- [The request]: Word for word, quote all of the material, omitting the pictures.

- [Recorded data]:

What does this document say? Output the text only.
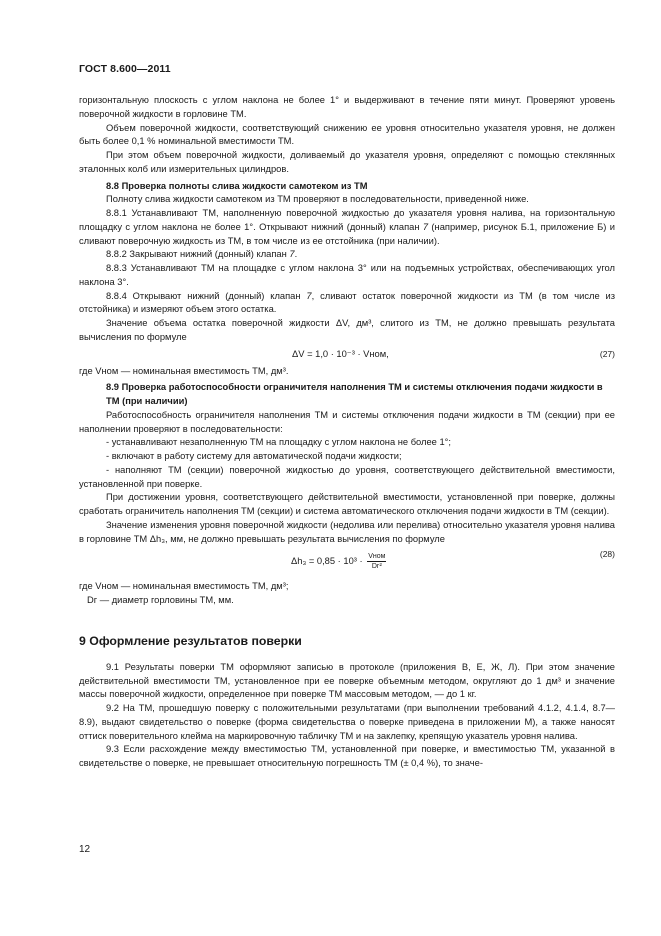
ГОСТ 8.600—2011

горизонтальную плоскость с углом наклона не более 1° и выдерживают в течение пяти минут. Проверяют уровень поверочной жидкости в горловине ТМ.

Объем поверочной жидкости, соответствующий снижению ее уровня относительно указателя уровня, не должен быть более 0,1 % номинальной вместимости ТМ.

При этом объем поверочной жидкости, доливаемый до указателя уровня, определяют с помощью стеклянных эталонных колб или измерительных цилиндров.

8.8 Проверка полноты слива жидкости самотеком из ТМ

Полноту слива жидкости самотеком из ТМ проверяют в последовательности, приведенной ниже.

8.8.1 Устанавливают ТМ, наполненную поверочной жидкостью до указателя уровня налива, на горизонтальную площадку с углом наклона не более 1°. Открывают нижний (донный) клапан 7 (например, рисунок Б.1, приложение Б) и сливают поверочную жидкость из ТМ, в том числе из ее отстойника (при наличии).

8.8.2 Закрывают нижний (донный) клапан 7.

8.8.3 Устанавливают ТМ на площадке с углом наклона 3° или на подъемных устройствах, обеспечивающих угол наклона 3°.

8.8.4 Открывают нижний (донный) клапан 7, сливают остаток поверочной жидкости из ТМ (в том числе из отстойника) и измеряют объем этого остатка.

Значение объема остатка поверочной жидкости ΔV, дм³, слитого из ТМ, не должно превышать результата вычисления по формуле

ΔV = 1,0 · 10⁻³ · Vном,	(27)

где Vном — номинальная вместимость ТМ, дм³.

8.9 Проверка работоспособности ограничителя наполнения ТМ и системы отключения подачи жидкости в ТМ (при наличии)

Работоспособность ограничителя наполнения ТМ и системы отключения подачи жидкости в ТМ (секции) при ее наполнении проверяют в последовательности:

- устанавливают незаполненную ТМ на площадку с углом наклона не более 1°;

- включают в работу систему для автоматической подачи жидкости;

- наполняют ТМ (секции) поверочной жидкостью до уровня, соответствующего действительной вместимости, установленной при поверке.

При достижении уровня, соответствующего действительной вместимости, установленной при поверке, должны сработать ограничитель наполнения ТМ (секции) и система автоматического отключения подачи жидкости в ТМ (секции).

Значение изменения уровня поверочной жидкости (недолива или перелива) относительно указателя уровня налива в горловине ТМ Δh₃, мм, не должно превышать результата вычисления по формуле

$\Delta h_3 = 0,85 \cdot 10^3 \cdot \frac{\text{Vном}}{\text{Dг²}}$	(28)

где Vном — номинальная вместимость ТМ, дм³;

Dг — диаметр горловины ТМ, мм.

9 Оформление результатов поверки

9.1 Результаты поверки ТМ оформляют записью в протоколе (приложения В, Е, Ж, Л). При этом значение действительной вместимости ТМ, установленное при ее поверке объемным методом, округляют до 1 дм³ и значение массы поверочной жидкости, определенное при поверке ТМ массовым методом, — до 1 кг.

9.2 На ТМ, прошедшую поверку с положительными результатами (при выполнении требований 4.1.2, 4.1.4, 8.7—8.9), выдают свидетельство о поверке (форма свидетельства о поверке приведена в приложении М), а также наносят оттиск поверительного клейма на маркировочную табличку ТМ и на заклепку, крепящую указатель уровня налива.

9.3 Если расхождение между вместимостью ТМ, установленной при поверке, и вместимостью ТМ, указанной в свидетельстве о поверке, не превышает относительную погрешность ТМ (± 0,4 %), то значе-

12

- [Exercise result]:
What does this document say? Output the text only.
ГОСТ 8.600—2011

горизонтальную плоскость с углом наклона не более 1° и выдерживают в течение пяти минут. Проверяют уровень поверочной жидкости в горловине ТМ.

Объем поверочной жидкости, соответствующий снижению ее уровня относительно указателя уровня, не должен быть более 0,1 % номинальной вместимости ТМ.

При этом объем поверочной жидкости, доливаемый до указателя уровня, определяют с помощью стеклянных эталонных колб или измерительных цилиндров.

8.8 Проверка полноты слива жидкости самотеком из ТМ

Полноту слива жидкости самотеком из ТМ проверяют в последовательности, приведенной ниже.

8.8.1 Устанавливают ТМ, наполненную поверочной жидкостью до указателя уровня налива, на горизонтальную площадку с углом наклона не более 1°. Открывают нижний (донный) клапан 7 (например, рисунок Б.1, приложение Б) и сливают поверочную жидкость из ТМ, в том числе из ее отстойника (при наличии).

8.8.2 Закрывают нижний (донный) клапан 7.

8.8.3 Устанавливают ТМ на площадке с углом наклона 3° или на подъемных устройствах, обеспечивающих угол наклона 3°.

8.8.4 Открывают нижний (донный) клапан 7, сливают остаток поверочной жидкости из ТМ (в том числе из отстойника) и измеряют объем этого остатка.

Значение объема остатка поверочной жидкости ΔV, дм³, слитого из ТМ, не должно превышать результата вычисления по формуле

ΔV = 1,0 · 10⁻³ · Vном,	(27)

где Vном — номинальная вместимость ТМ, дм³.

8.9 Проверка работоспособности ограничителя наполнения ТМ и системы отключения подачи жидкости в ТМ (при наличии)

Работоспособность ограничителя наполнения ТМ и системы отключения подачи жидкости в ТМ (секции) при ее наполнении проверяют в последовательности:

- устанавливают незаполненную ТМ на площадку с углом наклона не более 1°;

- включают в работу систему для автоматической подачи жидкости;

- наполняют ТМ (секции) поверочной жидкостью до уровня, соответствующего действительной вместимости, установленной при поверке.

При достижении уровня, соответствующего действительной вместимости, установленной при поверке, должны сработать ограничитель наполнения ТМ (секции) и система автоматического отключения подачи жидкости в ТМ (секции).

Значение изменения уровня поверочной жидкости (недолива или перелива) относительно указателя уровня налива в горловине ТМ Δh₃, мм, не должно превышать результата вычисления по формуле

$\Delta h_3 = 0,85 \cdot 10^3 \cdot \frac{\text{Vном}}{\text{Dг²}}$	(28)

где Vном — номинальная вместимость ТМ, дм³;

Dг — диаметр горловины ТМ, мм.

9 Оформление результатов поверки

9.1 Результаты поверки ТМ оформляют записью в протоколе (приложения В, Е, Ж, Л). При этом значение действительной вместимости ТМ, установленное при ее поверке объемным методом, округляют до 1 дм³ и значение массы поверочной жидкости, определенное при поверке ТМ массовым методом, — до 1 кг.

9.2 На ТМ, прошедшую поверку с положительными результатами (при выполнении требований 4.1.2, 4.1.4, 8.7—8.9), выдают свидетельство о поверке (форма свидетельства о поверке приведена в приложении М), а также наносят оттиск поверительного клейма на маркировочную табличку ТМ и на заклепку, крепящую указатель уровня налива.

9.3 Если расхождение между вместимостью ТМ, установленной при поверке, и вместимостью ТМ, указанной в свидетельстве о поверке, не превышает относительную погрешность ТМ (± 0,4 %), то значе-

12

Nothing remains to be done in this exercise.